# start of Records for processing

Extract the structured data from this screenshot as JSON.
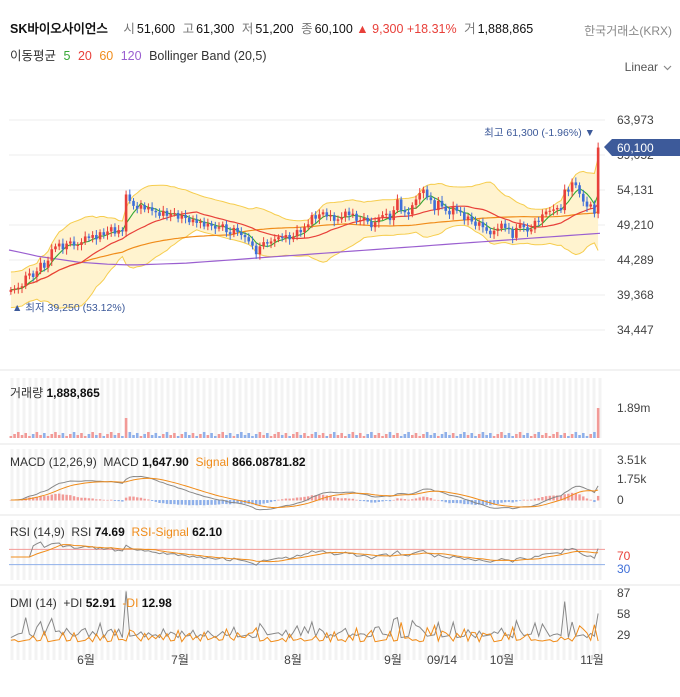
{
  "header": {
    "name": "SK바이오사이언스",
    "open_label": "시",
    "open": "51,600",
    "high_label": "고",
    "high": "61,300",
    "low_label": "저",
    "low": "51,200",
    "close_label": "종",
    "close": "60,100",
    "change": "▲ 9,300",
    "change_pct": "+18.31%",
    "volume_label": "거",
    "volume": "1,888,865",
    "exchange": "한국거래소(KRX)"
  },
  "indicators": {
    "ma_label": "이동평균",
    "ma5": "5",
    "ma20": "20",
    "ma60": "60",
    "ma120": "120",
    "bollinger": "Bollinger Band (20,5)"
  },
  "scale_mode": "Linear",
  "colors": {
    "up": "#e8403a",
    "down": "#3f6fd8",
    "ma5": "#35a835",
    "ma20": "#e8403a",
    "ma60": "#f08c1a",
    "ma120": "#9a5fd0",
    "band_fill": "#fff3cf",
    "band_line": "#f6cd4e",
    "current_tag": "#3d5a9a"
  },
  "chart_data": {
    "type": "candlestick",
    "y_ticks": [
      "63,973",
      "59,052",
      "54,131",
      "49,210",
      "44,289",
      "39,368",
      "34,447"
    ],
    "ylim": [
      33000,
      66000
    ],
    "x_labels": [
      "6월",
      "7월",
      "8월",
      "9월",
      "09/14",
      "10월",
      "11월"
    ],
    "max_annotation": "최고 61,300 (-1.96%) ▼",
    "min_annotation": "▲ 최저 39,250 (53.12%)",
    "current_price_tag": "60,100",
    "series_close": [
      40100,
      40200,
      40400,
      40600,
      42100,
      42400,
      41900,
      42700,
      43900,
      43200,
      44200,
      45800,
      46200,
      46600,
      45800,
      46600,
      46900,
      46300,
      46400,
      46800,
      47600,
      47400,
      47800,
      47200,
      48200,
      47800,
      48300,
      48900,
      48000,
      48500,
      48300,
      53500,
      52600,
      51900,
      51500,
      52000,
      51400,
      51700,
      51200,
      51000,
      50500,
      51200,
      50500,
      50800,
      50900,
      50100,
      50600,
      50200,
      49600,
      50000,
      49500,
      49700,
      49000,
      49400,
      49100,
      48700,
      48900,
      49300,
      48200,
      47900,
      48800,
      48200,
      47800,
      47500,
      46900,
      46300,
      45100,
      46200,
      46800,
      46600,
      46900,
      47200,
      47500,
      47400,
      47800,
      47200,
      47600,
      48500,
      48200,
      48900,
      49300,
      50600,
      50100,
      50700,
      51000,
      50400,
      50600,
      49800,
      50000,
      50300,
      51100,
      50600,
      50800,
      49800,
      49900,
      50200,
      49700,
      48900,
      49600,
      50300,
      50600,
      50800,
      49900,
      51300,
      52800,
      51300,
      51000,
      50700,
      52000,
      52800,
      53700,
      54200,
      53100,
      52700,
      51300,
      52600,
      51800,
      51200,
      50700,
      51800,
      51200,
      51000,
      49900,
      50400,
      49700,
      49100,
      49600,
      48900,
      48400,
      47900,
      48400,
      48700,
      49400,
      48800,
      48600,
      47400,
      48800,
      49300,
      48900,
      48300,
      48600,
      49800,
      49700,
      50700,
      51100,
      51200,
      51400,
      51600,
      51300,
      54200,
      53900,
      55200,
      54800,
      53600,
      52500,
      51800,
      52100,
      50800,
      60100
    ],
    "ma120": [
      45700,
      45400,
      45100,
      44800,
      44600,
      44400,
      44200,
      44000,
      43900,
      43800,
      43700,
      43650,
      43600,
      43600,
      43650,
      43700,
      43750,
      43800,
      43850,
      43950,
      44050,
      44150,
      44250,
      44350,
      44450,
      44550,
      44650,
      44750,
      44850,
      44950,
      45050,
      45150,
      45250,
      45350,
      45450,
      45550,
      45650,
      45750,
      45850,
      45950,
      46050,
      46150,
      46250,
      46350,
      46450,
      46550,
      46650,
      46750,
      46850,
      46950,
      47050,
      47150,
      47250,
      47350,
      47450,
      47550,
      47650,
      47750,
      47850,
      47950,
      48050
    ],
    "volume": {
      "max_label": "1.89m",
      "last": "1,888,865"
    },
    "macd": {
      "params": "(12,26,9)",
      "macd": "1,647.90",
      "signal": "866.08781.82",
      "ticks": [
        "3.51k",
        "1.75k",
        "0"
      ]
    },
    "rsi": {
      "params": "(14,9)",
      "rsi": "74.69",
      "signal": "62.10",
      "ticks": [
        "70",
        "30"
      ]
    },
    "dmi": {
      "params": "(14)",
      "plus_di": "52.91",
      "minus_di": "12.98",
      "ticks": [
        "87",
        "58",
        "29"
      ]
    }
  },
  "panes": {
    "volume_label": "거래량",
    "macd_label": "MACD",
    "macd_name": "MACD",
    "macd_signal_label": "Signal",
    "rsi_label": "RSI",
    "rsi_name": "RSI",
    "rsi_signal_label": "RSI-Signal",
    "dmi_label": "DMI",
    "plus_di_label": "+DI",
    "minus_di_label": "-DI"
  }
}
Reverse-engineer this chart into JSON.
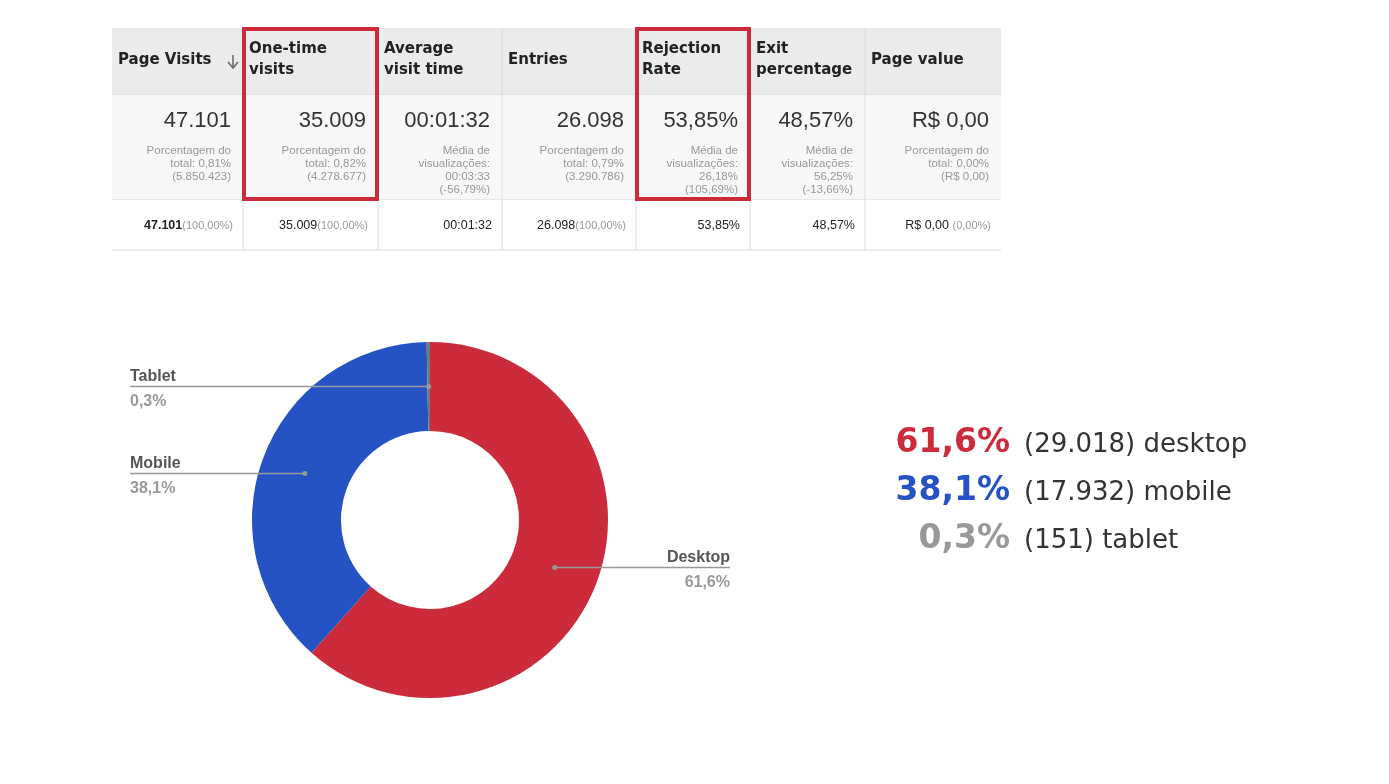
{
  "chart_data": [
    {
      "type": "other",
      "annotations": [
        "Page Visits",
        "One-time\nvisits",
        "Average\nvisit time",
        "Entries",
        "Rejection\nRate",
        "Exit\npercentage",
        "Page value",
        "47.101\nPorcentagem do\ntotal: 0,81%\n(5.850.423)",
        "35.009\nPorcentagem do\ntotal: 0,82%\n(4.278.677)",
        "00:01:32\nMédia de\nvisualizações:\n00:03:33\n(-56,79%)",
        "26.098\nPorcentagem do\ntotal: 0,79%\n(3.290.786)",
        "53,85%\nMédia de\nvisualizações:\n26,18%\n(105,69%)",
        "48,57%\nMédia de\nvisualizações:\n56,25%\n(-13,66%)",
        "R$ 0,00\nPorcentagem do\ntotal: 0,00%\n(R$ 0,00)",
        "47.101(100,00%)",
        "35.009(100,00%)",
        "00:01:32",
        "26.098(100,00%)",
        "53,85%",
        "48,57%",
        "R$ 0,00 (0,00%)"
      ]
    },
    {
      "type": "donut",
      "categories": [
        "Desktop",
        "Mobile",
        "Tablet"
      ],
      "values": [
        61.6,
        38.1,
        0.3
      ],
      "colors": [
        "#cc2b3b",
        "#2653c4",
        "#777777"
      ],
      "value_labels": [
        "61,6%",
        "38,1%",
        "0,3%"
      ],
      "legend": false,
      "annotations": [
        "61,6% (29.018) desktop",
        "38,1% (17.932) mobile",
        "0,3% (151) tablet"
      ]
    }
  ]
}
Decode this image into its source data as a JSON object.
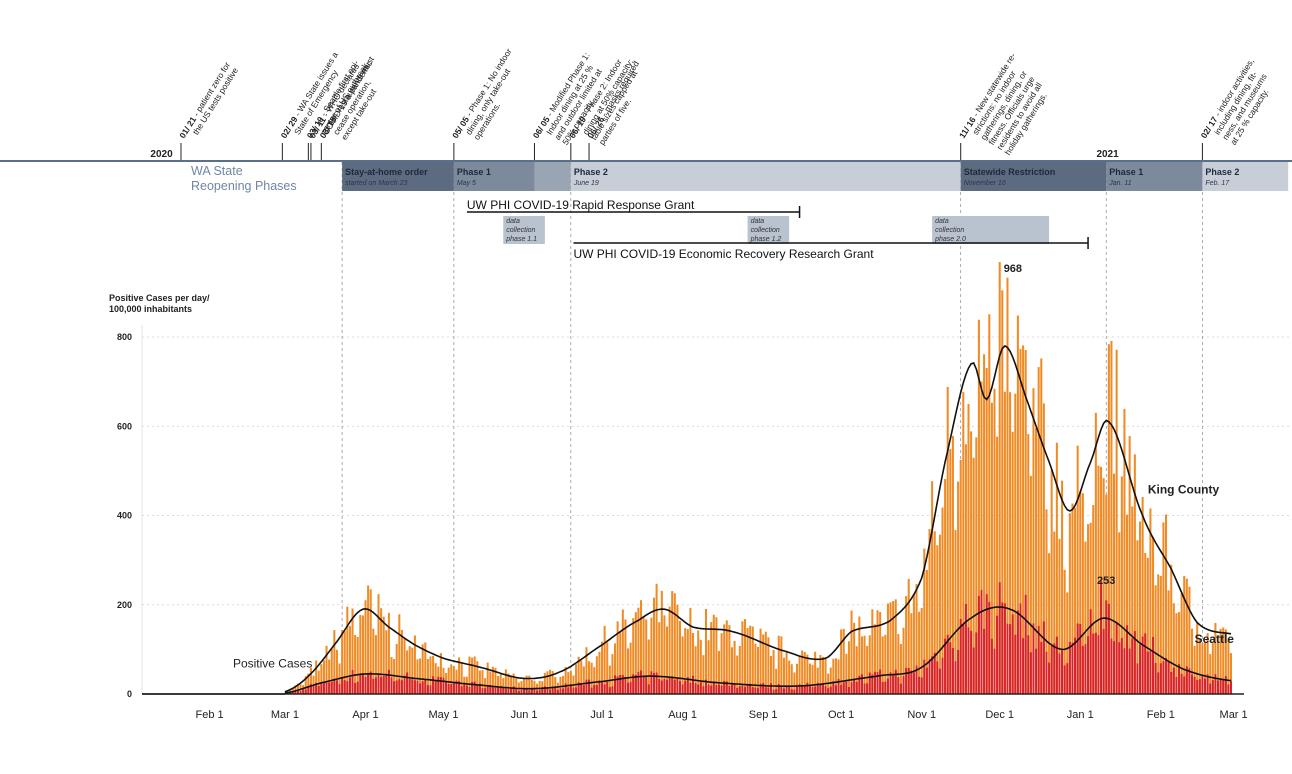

# end of Records for processing

__Work to do__:
Using the material above, report each line where "JSON" occurs.

__Task result__:
Extract the structured data from this screenshot as JSON.
Reverse-engineer this chart into JSON.
Decode this image into its source data as a JSON object.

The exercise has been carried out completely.